start

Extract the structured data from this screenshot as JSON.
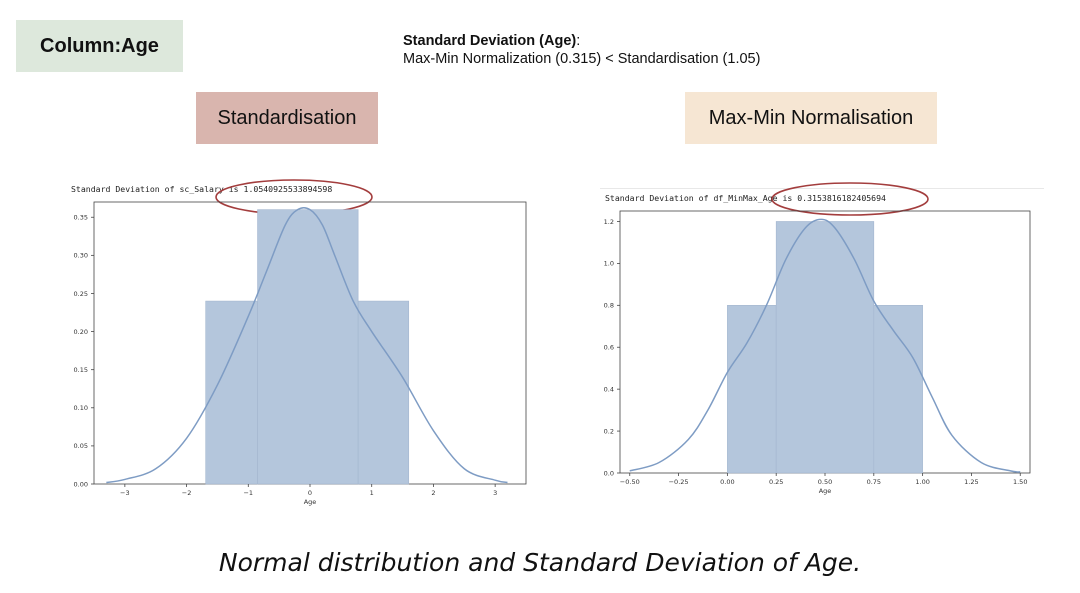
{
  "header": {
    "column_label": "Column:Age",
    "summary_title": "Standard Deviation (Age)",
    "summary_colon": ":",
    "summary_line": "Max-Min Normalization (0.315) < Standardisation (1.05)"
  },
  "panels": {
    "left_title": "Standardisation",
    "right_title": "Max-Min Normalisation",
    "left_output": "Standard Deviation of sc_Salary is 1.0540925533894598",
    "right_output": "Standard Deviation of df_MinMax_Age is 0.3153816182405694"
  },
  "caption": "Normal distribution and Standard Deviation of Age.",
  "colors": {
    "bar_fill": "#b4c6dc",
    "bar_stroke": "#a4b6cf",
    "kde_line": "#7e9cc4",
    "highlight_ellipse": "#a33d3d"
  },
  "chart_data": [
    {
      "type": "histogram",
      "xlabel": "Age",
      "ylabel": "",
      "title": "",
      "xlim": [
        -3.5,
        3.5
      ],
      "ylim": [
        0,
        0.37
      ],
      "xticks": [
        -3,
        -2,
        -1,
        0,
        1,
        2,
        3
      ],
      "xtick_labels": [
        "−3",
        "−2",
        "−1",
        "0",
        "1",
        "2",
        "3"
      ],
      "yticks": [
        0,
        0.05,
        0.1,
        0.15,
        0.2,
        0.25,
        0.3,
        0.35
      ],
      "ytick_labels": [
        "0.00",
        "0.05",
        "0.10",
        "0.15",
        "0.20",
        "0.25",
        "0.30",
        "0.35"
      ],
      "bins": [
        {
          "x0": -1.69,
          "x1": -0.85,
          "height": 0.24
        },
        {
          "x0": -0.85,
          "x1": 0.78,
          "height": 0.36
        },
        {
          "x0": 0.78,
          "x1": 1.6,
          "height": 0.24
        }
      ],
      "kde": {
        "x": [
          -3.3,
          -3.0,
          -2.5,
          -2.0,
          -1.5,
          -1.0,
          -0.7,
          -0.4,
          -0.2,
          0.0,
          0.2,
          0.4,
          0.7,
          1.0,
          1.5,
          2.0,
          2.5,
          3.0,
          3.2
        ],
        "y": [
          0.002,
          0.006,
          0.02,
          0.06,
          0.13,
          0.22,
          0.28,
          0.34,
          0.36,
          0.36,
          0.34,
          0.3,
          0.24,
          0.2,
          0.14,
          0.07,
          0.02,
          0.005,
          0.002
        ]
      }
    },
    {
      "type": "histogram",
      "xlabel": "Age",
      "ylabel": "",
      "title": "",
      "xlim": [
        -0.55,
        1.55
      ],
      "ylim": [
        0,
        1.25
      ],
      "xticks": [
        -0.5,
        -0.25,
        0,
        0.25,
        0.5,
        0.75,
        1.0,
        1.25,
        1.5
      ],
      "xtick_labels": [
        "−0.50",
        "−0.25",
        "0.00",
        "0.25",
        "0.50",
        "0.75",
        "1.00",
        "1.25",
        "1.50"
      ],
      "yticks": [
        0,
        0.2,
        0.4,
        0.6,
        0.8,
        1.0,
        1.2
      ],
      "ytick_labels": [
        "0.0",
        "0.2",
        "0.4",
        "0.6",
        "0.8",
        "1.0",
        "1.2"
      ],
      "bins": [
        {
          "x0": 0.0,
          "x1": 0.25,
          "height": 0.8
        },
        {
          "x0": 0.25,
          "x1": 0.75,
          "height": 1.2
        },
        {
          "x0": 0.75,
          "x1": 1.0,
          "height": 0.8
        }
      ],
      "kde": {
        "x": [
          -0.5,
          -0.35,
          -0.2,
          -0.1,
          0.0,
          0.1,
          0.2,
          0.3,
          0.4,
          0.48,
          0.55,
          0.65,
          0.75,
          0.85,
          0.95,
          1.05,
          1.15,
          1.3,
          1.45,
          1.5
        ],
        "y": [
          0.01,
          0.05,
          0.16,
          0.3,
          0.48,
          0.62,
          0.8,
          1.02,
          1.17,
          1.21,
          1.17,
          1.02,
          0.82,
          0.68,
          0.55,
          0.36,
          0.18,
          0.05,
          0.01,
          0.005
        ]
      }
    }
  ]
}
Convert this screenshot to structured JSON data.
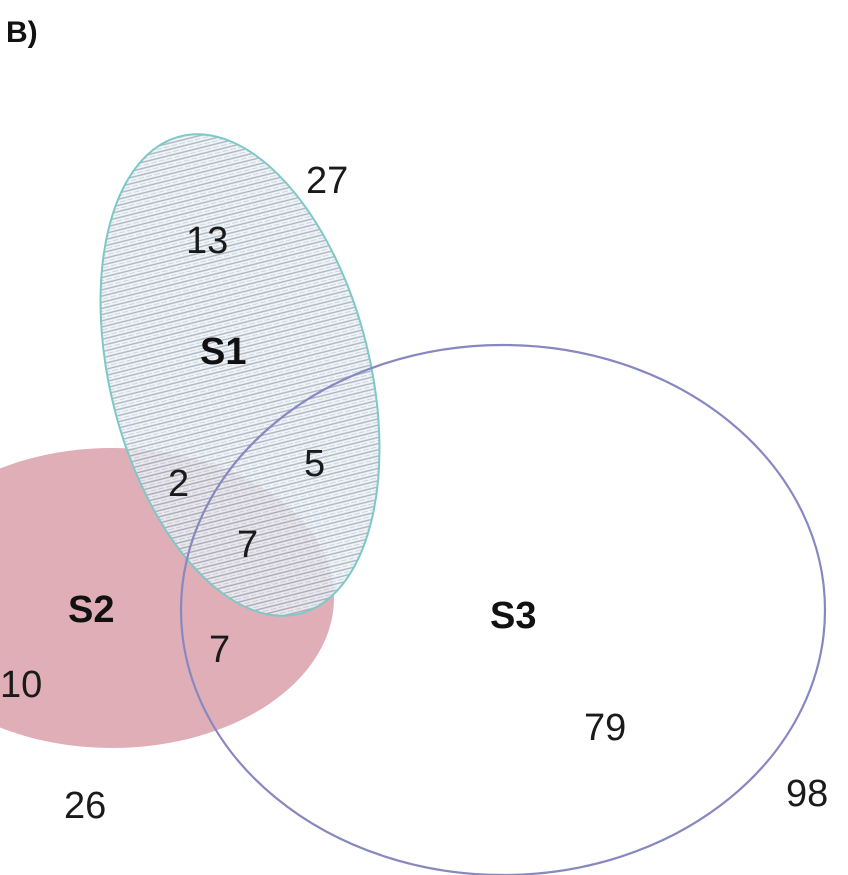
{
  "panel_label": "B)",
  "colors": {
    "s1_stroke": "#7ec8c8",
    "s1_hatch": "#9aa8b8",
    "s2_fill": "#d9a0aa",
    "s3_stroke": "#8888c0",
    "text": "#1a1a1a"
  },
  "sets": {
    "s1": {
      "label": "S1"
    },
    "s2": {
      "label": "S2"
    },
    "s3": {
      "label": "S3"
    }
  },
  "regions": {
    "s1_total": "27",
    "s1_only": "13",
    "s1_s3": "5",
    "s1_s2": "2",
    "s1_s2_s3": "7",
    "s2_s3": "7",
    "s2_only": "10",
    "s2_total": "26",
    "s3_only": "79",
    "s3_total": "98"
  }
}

end

Set problem =>
Strip out the images, then output the records above word for word.

Complete output =>
Extract the structured data from this screenshot as JSON.
{
  "header": {
    "column_label": "Column:Age",
    "summary_title": "Standard Deviation (Age)",
    "summary_colon": ":",
    "summary_line": "Max-Min Normalization (0.315) < Standardisation (1.05)"
  },
  "panels": {
    "left_title": "Standardisation",
    "right_title": "Max-Min Normalisation",
    "left_output": "Standard Deviation of sc_Salary is 1.0540925533894598",
    "right_output": "Standard Deviation of df_MinMax_Age is 0.3153816182405694"
  },
  "caption": "Normal distribution and Standard Deviation of Age.",
  "colors": {
    "bar_fill": "#b4c6dc",
    "bar_stroke": "#a4b6cf",
    "kde_line": "#7e9cc4",
    "highlight_ellipse": "#a33d3d"
  },
  "chart_data": [
    {
      "type": "histogram",
      "xlabel": "Age",
      "ylabel": "",
      "title": "",
      "xlim": [
        -3.5,
        3.5
      ],
      "ylim": [
        0,
        0.37
      ],
      "xticks": [
        -3,
        -2,
        -1,
        0,
        1,
        2,
        3
      ],
      "xtick_labels": [
        "−3",
        "−2",
        "−1",
        "0",
        "1",
        "2",
        "3"
      ],
      "yticks": [
        0,
        0.05,
        0.1,
        0.15,
        0.2,
        0.25,
        0.3,
        0.35
      ],
      "ytick_labels": [
        "0.00",
        "0.05",
        "0.10",
        "0.15",
        "0.20",
        "0.25",
        "0.30",
        "0.35"
      ],
      "bins": [
        {
          "x0": -1.69,
          "x1": -0.85,
          "height": 0.24
        },
        {
          "x0": -0.85,
          "x1": 0.78,
          "height": 0.36
        },
        {
          "x0": 0.78,
          "x1": 1.6,
          "height": 0.24
        }
      ],
      "kde": {
        "x": [
          -3.3,
          -3.0,
          -2.5,
          -2.0,
          -1.5,
          -1.0,
          -0.7,
          -0.4,
          -0.2,
          0.0,
          0.2,
          0.4,
          0.7,
          1.0,
          1.5,
          2.0,
          2.5,
          3.0,
          3.2
        ],
        "y": [
          0.002,
          0.006,
          0.02,
          0.06,
          0.13,
          0.22,
          0.28,
          0.34,
          0.36,
          0.36,
          0.34,
          0.3,
          0.24,
          0.2,
          0.14,
          0.07,
          0.02,
          0.005,
          0.002
        ]
      }
    },
    {
      "type": "histogram",
      "xlabel": "Age",
      "ylabel": "",
      "title": "",
      "xlim": [
        -0.55,
        1.55
      ],
      "ylim": [
        0,
        1.25
      ],
      "xticks": [
        -0.5,
        -0.25,
        0,
        0.25,
        0.5,
        0.75,
        1.0,
        1.25,
        1.5
      ],
      "xtick_labels": [
        "−0.50",
        "−0.25",
        "0.00",
        "0.25",
        "0.50",
        "0.75",
        "1.00",
        "1.25",
        "1.50"
      ],
      "yticks": [
        0,
        0.2,
        0.4,
        0.6,
        0.8,
        1.0,
        1.2
      ],
      "ytick_labels": [
        "0.0",
        "0.2",
        "0.4",
        "0.6",
        "0.8",
        "1.0",
        "1.2"
      ],
      "bins": [
        {
          "x0": 0.0,
          "x1": 0.25,
          "height": 0.8
        },
        {
          "x0": 0.25,
          "x1": 0.75,
          "height": 1.2
        },
        {
          "x0": 0.75,
          "x1": 1.0,
          "height": 0.8
        }
      ],
      "kde": {
        "x": [
          -0.5,
          -0.35,
          -0.2,
          -0.1,
          0.0,
          0.1,
          0.2,
          0.3,
          0.4,
          0.48,
          0.55,
          0.65,
          0.75,
          0.85,
          0.95,
          1.05,
          1.15,
          1.3,
          1.45,
          1.5
        ],
        "y": [
          0.01,
          0.05,
          0.16,
          0.3,
          0.48,
          0.62,
          0.8,
          1.02,
          1.17,
          1.21,
          1.17,
          1.02,
          0.82,
          0.68,
          0.55,
          0.36,
          0.18,
          0.05,
          0.01,
          0.005
        ]
      }
    }
  ]
}
Convert this screenshot to structured JSON data.
{
  "panel_label": "B)",
  "colors": {
    "s1_stroke": "#7ec8c8",
    "s1_hatch": "#9aa8b8",
    "s2_fill": "#d9a0aa",
    "s3_stroke": "#8888c0",
    "text": "#1a1a1a"
  },
  "sets": {
    "s1": {
      "label": "S1"
    },
    "s2": {
      "label": "S2"
    },
    "s3": {
      "label": "S3"
    }
  },
  "regions": {
    "s1_total": "27",
    "s1_only": "13",
    "s1_s3": "5",
    "s1_s2": "2",
    "s1_s2_s3": "7",
    "s2_s3": "7",
    "s2_only": "10",
    "s2_total": "26",
    "s3_only": "79",
    "s3_total": "98"
  }
}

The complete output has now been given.